* [Task directions] Review the material and extract every line in which the word "Output" occurs.

------ Data section

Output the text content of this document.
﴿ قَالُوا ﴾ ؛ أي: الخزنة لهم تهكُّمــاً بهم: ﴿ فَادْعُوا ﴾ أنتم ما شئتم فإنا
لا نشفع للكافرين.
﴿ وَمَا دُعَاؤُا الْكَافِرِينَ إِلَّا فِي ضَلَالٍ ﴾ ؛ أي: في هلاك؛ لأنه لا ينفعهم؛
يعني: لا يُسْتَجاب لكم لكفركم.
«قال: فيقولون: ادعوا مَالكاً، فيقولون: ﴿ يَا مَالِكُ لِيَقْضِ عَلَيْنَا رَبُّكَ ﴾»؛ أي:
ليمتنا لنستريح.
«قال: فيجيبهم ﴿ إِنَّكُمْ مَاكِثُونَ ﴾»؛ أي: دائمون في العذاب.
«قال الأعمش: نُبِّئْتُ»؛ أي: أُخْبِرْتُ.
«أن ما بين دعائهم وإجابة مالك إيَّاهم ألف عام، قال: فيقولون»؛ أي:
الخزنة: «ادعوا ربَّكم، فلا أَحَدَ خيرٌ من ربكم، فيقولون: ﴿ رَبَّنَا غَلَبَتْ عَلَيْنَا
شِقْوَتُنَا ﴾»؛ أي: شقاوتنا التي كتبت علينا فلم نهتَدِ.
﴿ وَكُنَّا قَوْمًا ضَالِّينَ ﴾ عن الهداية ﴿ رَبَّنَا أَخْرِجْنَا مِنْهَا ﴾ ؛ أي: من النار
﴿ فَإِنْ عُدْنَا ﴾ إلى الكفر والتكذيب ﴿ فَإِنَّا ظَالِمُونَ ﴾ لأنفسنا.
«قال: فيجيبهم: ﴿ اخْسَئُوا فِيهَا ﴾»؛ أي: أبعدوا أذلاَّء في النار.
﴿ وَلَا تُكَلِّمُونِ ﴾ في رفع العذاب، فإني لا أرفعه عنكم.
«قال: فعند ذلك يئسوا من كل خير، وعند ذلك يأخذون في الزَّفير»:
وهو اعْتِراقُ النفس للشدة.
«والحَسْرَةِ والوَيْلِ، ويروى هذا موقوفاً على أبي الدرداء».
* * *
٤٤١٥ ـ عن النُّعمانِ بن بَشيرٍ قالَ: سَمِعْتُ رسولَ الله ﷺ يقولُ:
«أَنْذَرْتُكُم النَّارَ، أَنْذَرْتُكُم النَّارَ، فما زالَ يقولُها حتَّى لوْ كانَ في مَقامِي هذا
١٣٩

------------
------ Data section

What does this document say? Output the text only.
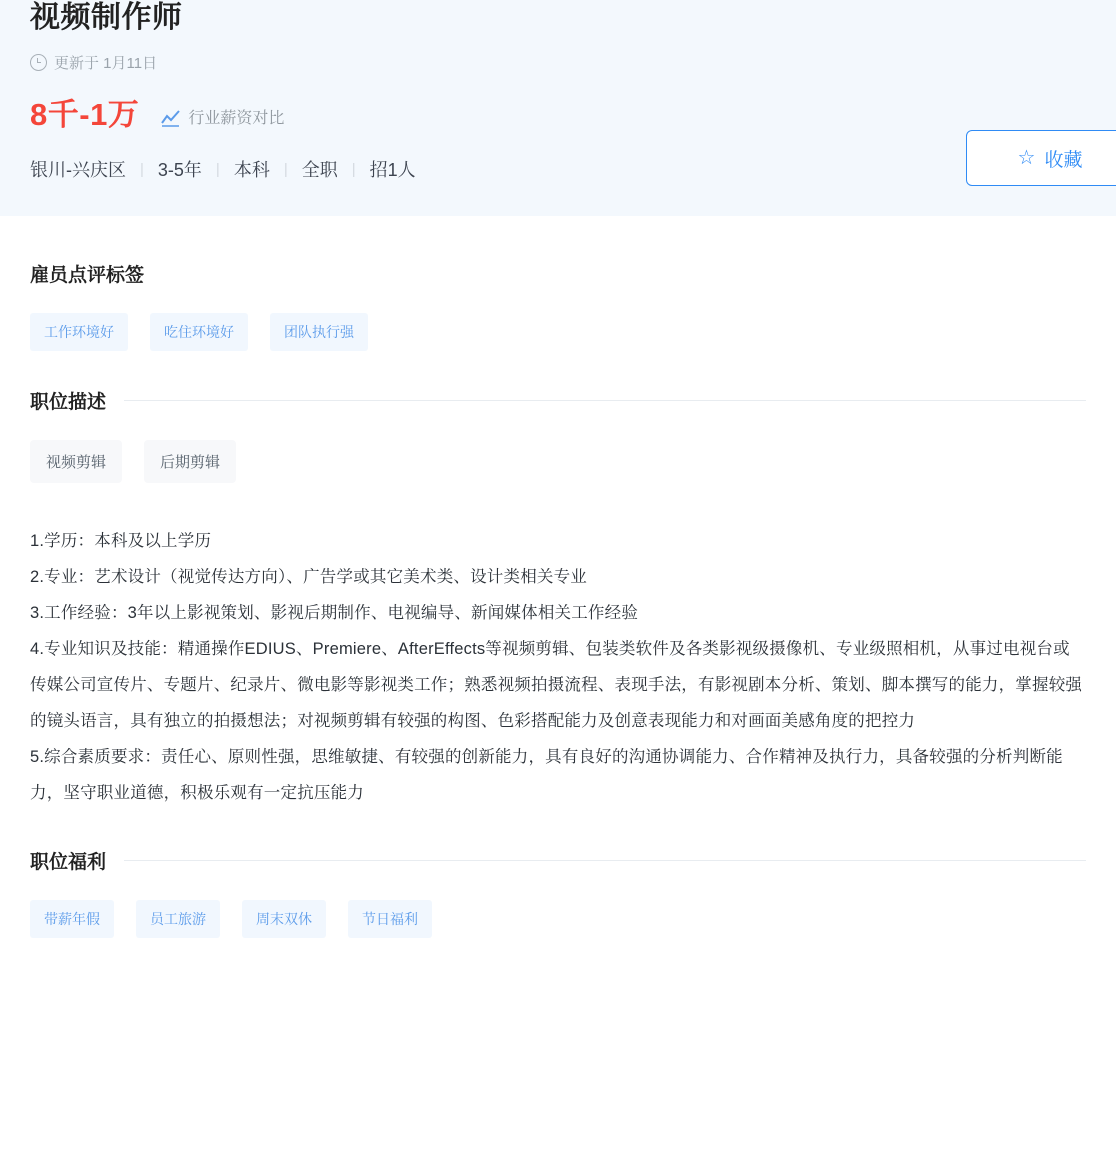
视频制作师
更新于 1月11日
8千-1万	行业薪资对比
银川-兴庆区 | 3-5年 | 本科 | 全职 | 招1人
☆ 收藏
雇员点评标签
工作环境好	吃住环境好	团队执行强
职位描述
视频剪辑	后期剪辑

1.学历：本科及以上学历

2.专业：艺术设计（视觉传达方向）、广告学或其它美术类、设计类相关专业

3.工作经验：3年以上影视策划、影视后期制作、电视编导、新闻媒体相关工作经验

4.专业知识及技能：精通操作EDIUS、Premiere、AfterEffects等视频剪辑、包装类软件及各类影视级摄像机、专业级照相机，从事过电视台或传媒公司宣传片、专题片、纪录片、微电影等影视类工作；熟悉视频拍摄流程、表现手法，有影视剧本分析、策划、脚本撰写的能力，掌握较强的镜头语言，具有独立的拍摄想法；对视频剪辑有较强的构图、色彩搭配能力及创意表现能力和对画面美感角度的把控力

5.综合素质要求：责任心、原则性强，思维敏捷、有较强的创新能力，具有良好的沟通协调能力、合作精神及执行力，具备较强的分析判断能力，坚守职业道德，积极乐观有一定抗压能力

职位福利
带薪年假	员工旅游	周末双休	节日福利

------------

* [Complete response]
Output the text content of this document.
What does this document say? Output the text only.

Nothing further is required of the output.